(Figure dataset records)
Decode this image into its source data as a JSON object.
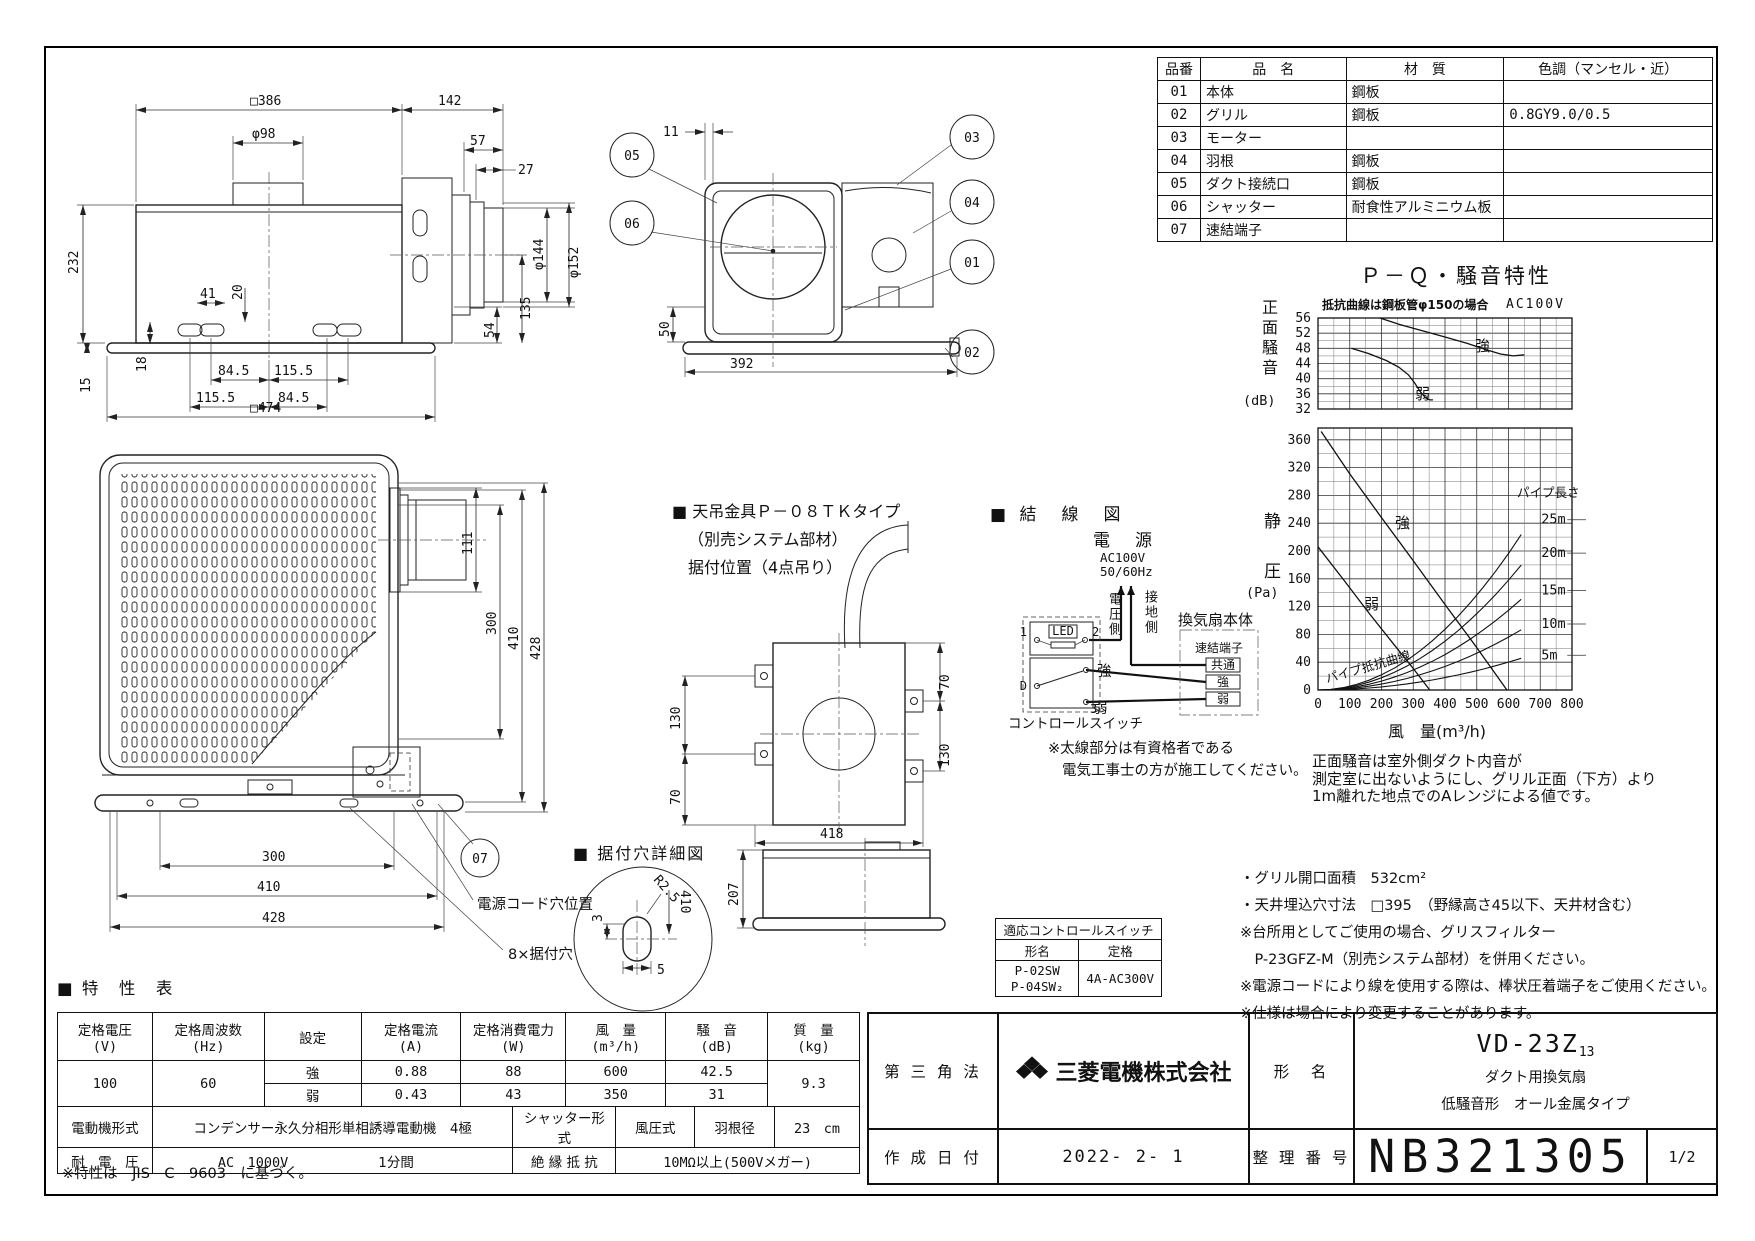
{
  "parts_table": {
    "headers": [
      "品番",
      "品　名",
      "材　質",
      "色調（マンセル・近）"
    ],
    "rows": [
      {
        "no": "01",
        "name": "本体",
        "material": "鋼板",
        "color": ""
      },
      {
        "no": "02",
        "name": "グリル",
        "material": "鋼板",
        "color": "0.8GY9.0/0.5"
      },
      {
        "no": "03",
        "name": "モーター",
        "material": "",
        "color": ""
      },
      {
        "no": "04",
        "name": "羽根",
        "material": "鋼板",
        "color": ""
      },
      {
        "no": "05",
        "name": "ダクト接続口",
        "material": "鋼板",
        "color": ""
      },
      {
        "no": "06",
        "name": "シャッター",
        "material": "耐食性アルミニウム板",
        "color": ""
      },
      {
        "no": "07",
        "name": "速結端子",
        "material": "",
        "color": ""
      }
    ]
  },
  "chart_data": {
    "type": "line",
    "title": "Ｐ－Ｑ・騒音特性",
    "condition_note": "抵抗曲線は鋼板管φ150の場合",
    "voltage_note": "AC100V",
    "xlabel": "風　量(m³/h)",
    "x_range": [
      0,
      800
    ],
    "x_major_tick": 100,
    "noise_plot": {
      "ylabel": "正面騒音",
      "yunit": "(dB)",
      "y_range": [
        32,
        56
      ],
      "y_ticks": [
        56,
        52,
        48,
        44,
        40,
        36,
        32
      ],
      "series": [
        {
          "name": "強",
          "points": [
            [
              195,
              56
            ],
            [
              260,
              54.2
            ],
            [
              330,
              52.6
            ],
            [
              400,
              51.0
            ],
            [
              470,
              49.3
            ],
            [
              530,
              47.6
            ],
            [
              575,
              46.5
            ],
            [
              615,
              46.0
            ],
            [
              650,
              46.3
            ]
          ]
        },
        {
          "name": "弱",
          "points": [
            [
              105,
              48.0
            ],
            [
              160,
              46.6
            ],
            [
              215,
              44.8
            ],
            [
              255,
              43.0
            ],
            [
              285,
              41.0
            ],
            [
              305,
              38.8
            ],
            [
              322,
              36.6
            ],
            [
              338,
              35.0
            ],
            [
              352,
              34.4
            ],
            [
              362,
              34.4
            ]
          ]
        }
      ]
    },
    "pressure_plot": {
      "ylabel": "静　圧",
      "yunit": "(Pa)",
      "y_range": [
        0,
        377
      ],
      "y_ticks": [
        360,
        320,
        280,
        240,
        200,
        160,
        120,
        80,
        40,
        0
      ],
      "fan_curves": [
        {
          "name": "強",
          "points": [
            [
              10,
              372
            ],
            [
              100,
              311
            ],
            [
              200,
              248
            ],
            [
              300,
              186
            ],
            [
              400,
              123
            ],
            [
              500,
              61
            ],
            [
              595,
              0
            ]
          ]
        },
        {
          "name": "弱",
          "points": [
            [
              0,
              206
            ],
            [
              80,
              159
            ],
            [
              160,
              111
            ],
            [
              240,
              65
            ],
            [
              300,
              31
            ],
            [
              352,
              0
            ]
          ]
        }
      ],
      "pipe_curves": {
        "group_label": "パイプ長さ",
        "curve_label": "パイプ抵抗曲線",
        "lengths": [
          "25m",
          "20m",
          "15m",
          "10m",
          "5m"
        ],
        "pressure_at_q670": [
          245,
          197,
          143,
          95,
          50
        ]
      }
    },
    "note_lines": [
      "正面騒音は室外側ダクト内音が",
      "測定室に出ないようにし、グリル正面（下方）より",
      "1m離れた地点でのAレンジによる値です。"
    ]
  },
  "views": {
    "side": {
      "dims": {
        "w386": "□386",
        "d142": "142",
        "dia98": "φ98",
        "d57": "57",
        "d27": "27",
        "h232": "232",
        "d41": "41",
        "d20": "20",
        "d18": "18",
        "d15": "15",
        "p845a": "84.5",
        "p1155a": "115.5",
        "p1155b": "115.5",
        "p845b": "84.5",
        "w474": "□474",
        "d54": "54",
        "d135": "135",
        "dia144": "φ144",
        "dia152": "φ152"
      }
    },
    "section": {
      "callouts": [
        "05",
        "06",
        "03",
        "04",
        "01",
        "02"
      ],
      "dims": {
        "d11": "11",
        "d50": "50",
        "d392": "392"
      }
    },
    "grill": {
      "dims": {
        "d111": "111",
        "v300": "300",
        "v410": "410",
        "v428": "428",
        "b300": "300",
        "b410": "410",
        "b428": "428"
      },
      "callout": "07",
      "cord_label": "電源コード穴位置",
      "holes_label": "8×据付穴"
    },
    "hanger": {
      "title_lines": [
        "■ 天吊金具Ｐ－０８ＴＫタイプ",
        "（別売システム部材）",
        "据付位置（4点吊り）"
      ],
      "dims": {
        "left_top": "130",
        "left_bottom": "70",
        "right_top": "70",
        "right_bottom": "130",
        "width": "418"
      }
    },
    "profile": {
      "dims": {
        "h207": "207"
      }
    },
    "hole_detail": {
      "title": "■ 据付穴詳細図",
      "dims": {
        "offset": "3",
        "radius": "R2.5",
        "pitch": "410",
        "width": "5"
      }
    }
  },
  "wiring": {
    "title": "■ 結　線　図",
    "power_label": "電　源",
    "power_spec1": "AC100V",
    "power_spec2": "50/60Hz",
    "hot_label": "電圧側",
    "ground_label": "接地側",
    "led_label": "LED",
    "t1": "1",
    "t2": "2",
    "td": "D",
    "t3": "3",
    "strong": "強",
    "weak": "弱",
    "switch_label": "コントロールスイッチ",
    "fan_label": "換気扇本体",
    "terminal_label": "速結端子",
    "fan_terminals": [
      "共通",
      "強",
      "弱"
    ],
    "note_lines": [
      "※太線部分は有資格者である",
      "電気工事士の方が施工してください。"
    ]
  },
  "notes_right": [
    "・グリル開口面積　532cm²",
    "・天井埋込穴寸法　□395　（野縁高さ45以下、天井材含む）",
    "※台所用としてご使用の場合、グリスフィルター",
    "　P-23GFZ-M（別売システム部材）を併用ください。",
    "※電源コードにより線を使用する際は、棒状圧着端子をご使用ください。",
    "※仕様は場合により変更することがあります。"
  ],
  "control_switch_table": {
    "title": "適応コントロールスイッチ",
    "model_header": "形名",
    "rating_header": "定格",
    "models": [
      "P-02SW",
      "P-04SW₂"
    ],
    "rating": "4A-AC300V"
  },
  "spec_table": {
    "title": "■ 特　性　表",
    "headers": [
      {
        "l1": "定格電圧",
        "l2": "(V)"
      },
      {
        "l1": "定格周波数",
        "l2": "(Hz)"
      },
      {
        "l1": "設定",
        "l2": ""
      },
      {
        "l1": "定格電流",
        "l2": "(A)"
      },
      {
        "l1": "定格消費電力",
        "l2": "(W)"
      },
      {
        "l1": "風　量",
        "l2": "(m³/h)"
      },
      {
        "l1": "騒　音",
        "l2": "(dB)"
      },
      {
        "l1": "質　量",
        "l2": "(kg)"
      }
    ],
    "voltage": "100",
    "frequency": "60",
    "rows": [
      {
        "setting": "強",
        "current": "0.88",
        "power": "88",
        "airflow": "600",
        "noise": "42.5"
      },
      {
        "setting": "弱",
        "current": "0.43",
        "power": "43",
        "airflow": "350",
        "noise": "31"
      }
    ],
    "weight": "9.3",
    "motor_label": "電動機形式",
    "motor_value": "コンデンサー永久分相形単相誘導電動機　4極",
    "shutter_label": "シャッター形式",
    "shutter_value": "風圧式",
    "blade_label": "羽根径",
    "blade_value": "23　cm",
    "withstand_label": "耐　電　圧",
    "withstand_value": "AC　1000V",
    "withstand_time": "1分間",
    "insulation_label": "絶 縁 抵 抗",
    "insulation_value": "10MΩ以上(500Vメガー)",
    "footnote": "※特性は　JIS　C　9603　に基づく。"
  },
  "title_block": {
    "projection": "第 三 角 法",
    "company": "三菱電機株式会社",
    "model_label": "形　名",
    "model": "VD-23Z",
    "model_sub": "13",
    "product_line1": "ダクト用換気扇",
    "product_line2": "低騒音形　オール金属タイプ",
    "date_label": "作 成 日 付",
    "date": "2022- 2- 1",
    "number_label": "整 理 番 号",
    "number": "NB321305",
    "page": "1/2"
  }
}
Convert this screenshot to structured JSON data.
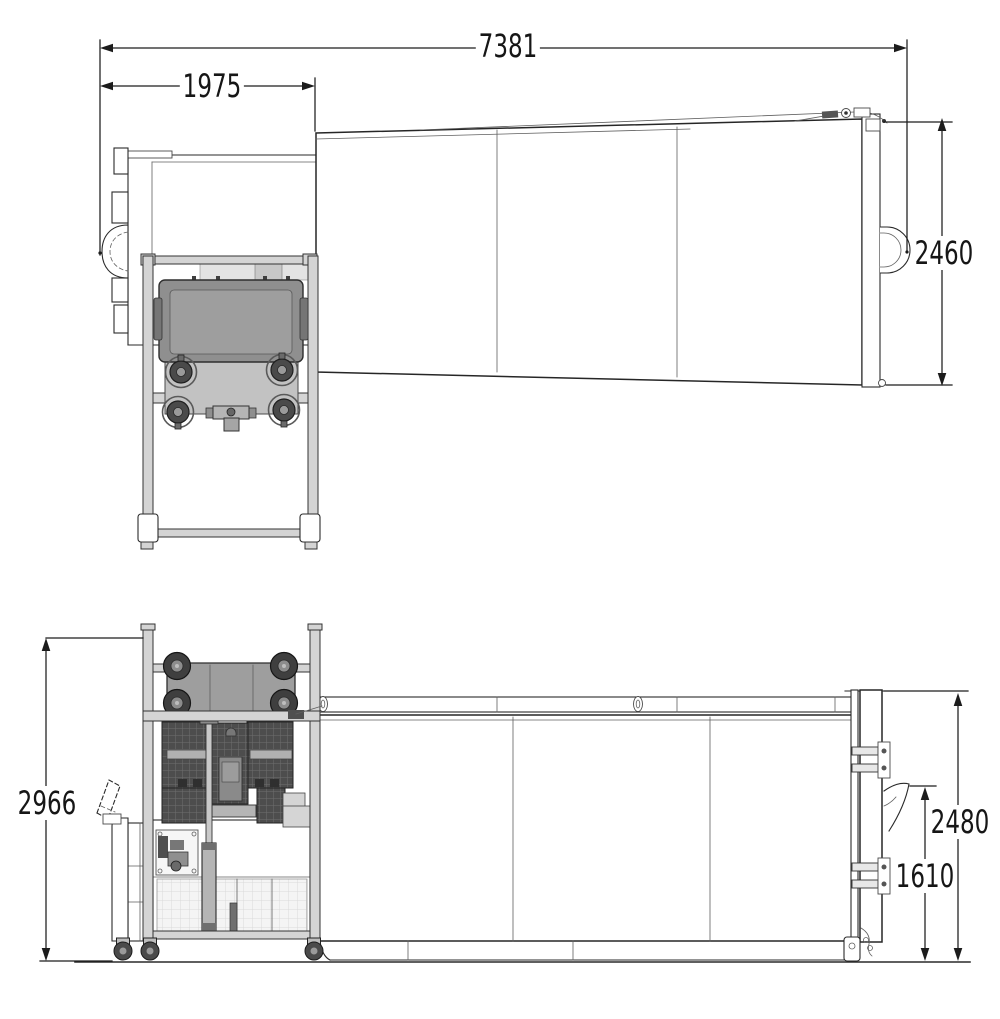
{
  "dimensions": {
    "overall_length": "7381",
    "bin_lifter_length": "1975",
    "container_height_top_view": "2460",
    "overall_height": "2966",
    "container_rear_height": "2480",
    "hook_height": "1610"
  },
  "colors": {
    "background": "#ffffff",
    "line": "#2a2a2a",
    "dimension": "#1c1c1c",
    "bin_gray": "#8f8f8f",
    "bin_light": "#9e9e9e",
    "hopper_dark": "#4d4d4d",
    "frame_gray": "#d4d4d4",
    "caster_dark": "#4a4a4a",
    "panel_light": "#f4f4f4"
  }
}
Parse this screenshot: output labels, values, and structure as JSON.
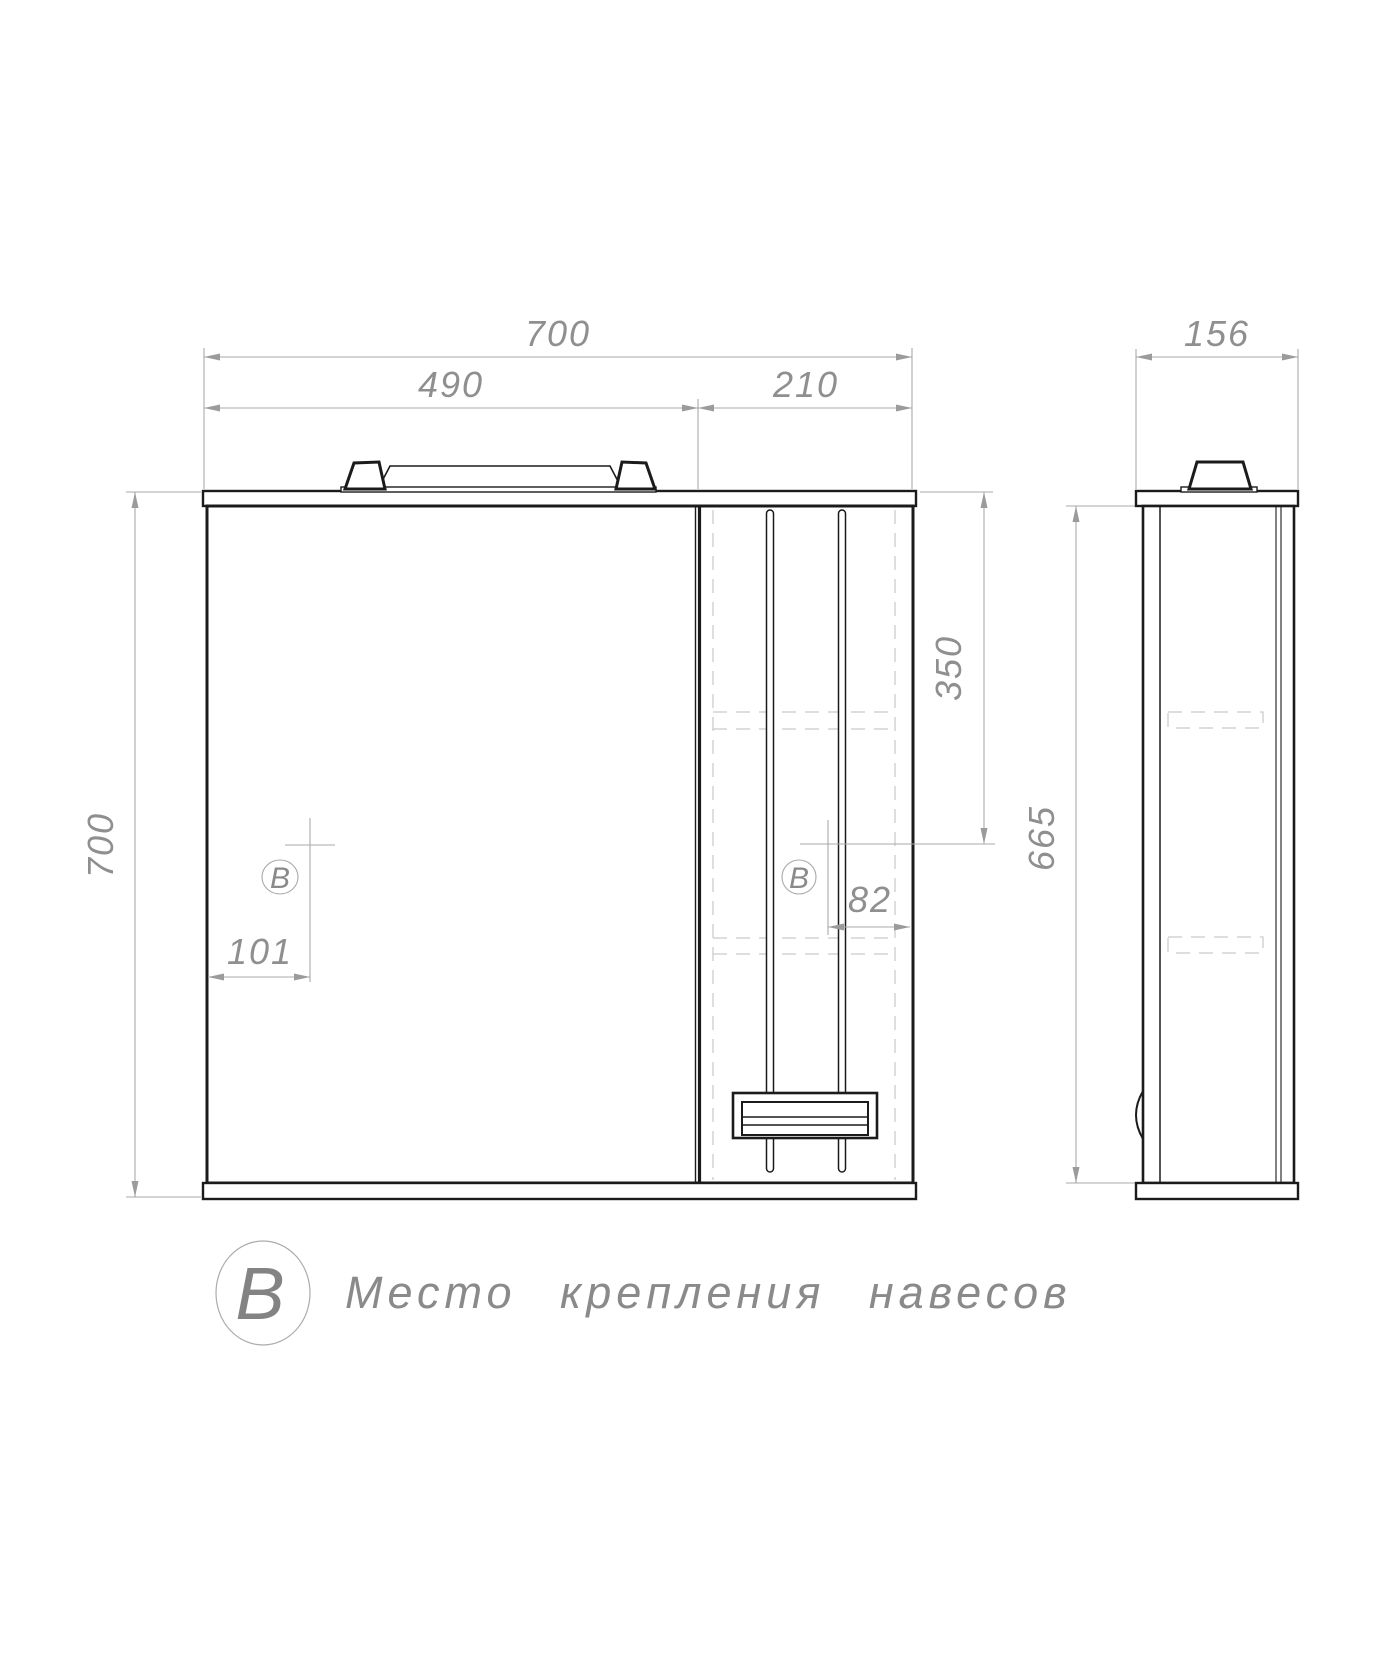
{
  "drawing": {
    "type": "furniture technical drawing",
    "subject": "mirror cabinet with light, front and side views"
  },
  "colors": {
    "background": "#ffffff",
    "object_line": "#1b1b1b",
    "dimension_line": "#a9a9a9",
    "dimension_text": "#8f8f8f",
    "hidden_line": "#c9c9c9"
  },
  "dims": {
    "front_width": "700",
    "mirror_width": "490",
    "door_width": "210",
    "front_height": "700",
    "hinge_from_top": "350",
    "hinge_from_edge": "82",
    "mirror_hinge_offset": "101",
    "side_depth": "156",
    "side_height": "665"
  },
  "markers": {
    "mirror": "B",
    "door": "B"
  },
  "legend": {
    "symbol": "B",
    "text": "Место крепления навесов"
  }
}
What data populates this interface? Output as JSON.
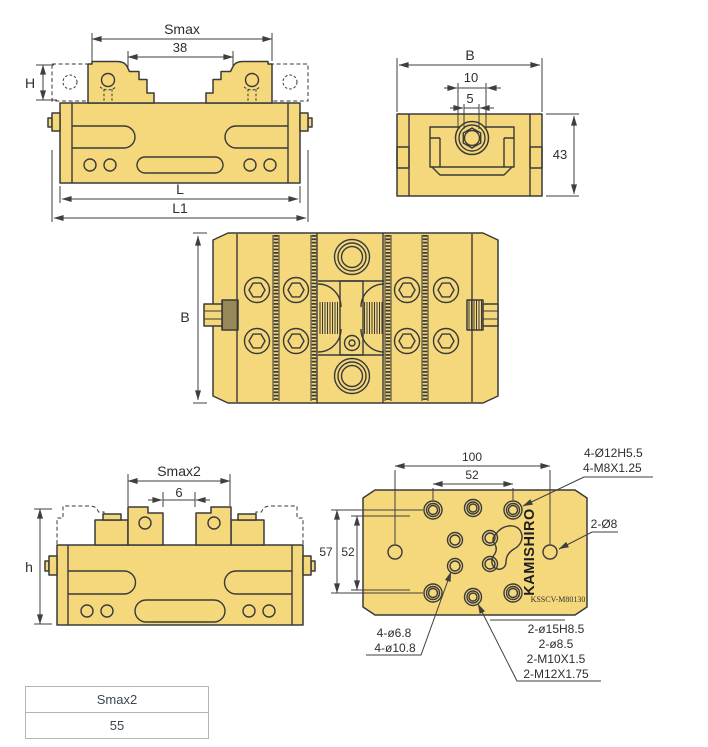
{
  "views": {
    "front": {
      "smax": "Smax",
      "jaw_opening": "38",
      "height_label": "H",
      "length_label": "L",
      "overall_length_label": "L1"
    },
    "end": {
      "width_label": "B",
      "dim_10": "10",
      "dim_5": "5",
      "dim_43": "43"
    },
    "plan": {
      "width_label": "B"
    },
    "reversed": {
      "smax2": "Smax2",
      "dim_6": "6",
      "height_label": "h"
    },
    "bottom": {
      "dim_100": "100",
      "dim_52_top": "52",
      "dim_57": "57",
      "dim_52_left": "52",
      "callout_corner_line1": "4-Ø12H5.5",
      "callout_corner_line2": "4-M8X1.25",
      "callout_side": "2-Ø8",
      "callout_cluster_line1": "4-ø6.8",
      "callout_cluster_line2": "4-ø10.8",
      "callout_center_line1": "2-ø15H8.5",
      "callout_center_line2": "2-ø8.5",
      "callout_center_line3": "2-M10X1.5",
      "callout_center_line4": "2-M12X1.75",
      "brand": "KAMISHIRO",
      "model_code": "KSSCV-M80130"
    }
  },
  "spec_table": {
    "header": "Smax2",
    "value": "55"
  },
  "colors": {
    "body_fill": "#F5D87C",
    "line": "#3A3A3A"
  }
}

Task to carry out: Which lines contain "name"? Show each of them.

Response to the exercise:
        "name": "本体",
        "name": "グリル",
        "name": "モーター",
        "name": "羽根",
        "name": "ダクト接続口",
        "name": "シャッター",
        "name": "速結端子",
          "name": "強",
          "name": "弱",
          "name": "強",
          "name": "弱",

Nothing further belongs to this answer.